Aim of the task: Select every line holding the word "product" and copy it.

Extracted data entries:
+ + + + + + +
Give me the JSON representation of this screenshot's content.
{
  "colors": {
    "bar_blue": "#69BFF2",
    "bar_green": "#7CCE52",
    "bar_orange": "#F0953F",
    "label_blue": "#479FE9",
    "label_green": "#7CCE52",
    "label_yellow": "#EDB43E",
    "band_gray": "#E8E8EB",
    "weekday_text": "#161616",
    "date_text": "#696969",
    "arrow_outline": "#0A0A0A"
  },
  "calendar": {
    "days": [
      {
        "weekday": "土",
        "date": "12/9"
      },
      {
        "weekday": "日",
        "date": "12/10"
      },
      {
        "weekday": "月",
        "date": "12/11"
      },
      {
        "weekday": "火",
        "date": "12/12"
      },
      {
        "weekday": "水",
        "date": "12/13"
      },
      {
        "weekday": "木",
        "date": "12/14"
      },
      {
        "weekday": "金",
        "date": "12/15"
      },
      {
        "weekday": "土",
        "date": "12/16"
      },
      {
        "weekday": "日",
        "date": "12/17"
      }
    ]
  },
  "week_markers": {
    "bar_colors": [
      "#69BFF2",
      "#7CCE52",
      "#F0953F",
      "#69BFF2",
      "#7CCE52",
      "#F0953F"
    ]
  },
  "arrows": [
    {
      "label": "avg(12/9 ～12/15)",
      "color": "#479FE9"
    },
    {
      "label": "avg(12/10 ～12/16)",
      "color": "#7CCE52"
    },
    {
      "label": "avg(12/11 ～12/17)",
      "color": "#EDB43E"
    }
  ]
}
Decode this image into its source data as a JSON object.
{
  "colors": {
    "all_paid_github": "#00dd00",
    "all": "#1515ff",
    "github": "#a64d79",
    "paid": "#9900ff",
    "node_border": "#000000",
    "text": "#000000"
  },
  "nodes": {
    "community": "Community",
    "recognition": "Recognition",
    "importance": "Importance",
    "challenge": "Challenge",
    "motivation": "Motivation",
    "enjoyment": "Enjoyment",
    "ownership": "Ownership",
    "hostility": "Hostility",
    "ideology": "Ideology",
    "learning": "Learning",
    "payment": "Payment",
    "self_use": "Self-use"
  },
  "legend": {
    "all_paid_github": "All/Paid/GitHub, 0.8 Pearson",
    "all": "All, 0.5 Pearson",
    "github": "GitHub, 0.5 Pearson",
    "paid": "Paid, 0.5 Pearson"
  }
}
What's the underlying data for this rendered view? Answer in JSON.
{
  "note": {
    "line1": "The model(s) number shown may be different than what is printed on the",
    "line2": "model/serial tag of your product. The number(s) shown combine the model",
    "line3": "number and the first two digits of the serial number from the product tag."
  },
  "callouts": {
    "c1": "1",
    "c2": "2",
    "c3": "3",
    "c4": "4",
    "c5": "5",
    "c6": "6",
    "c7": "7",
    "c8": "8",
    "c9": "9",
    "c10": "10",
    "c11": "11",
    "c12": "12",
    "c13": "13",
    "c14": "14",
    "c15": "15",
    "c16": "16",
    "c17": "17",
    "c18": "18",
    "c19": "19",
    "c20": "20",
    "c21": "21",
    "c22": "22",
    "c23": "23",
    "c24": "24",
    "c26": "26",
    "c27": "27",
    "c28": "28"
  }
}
+ + + + + + +
Result of this exercise:
    "line2": "model/serial tag of your product. The number(s) shown combine the model",
    "line3": "number and the first two digits of the serial number from the product tag."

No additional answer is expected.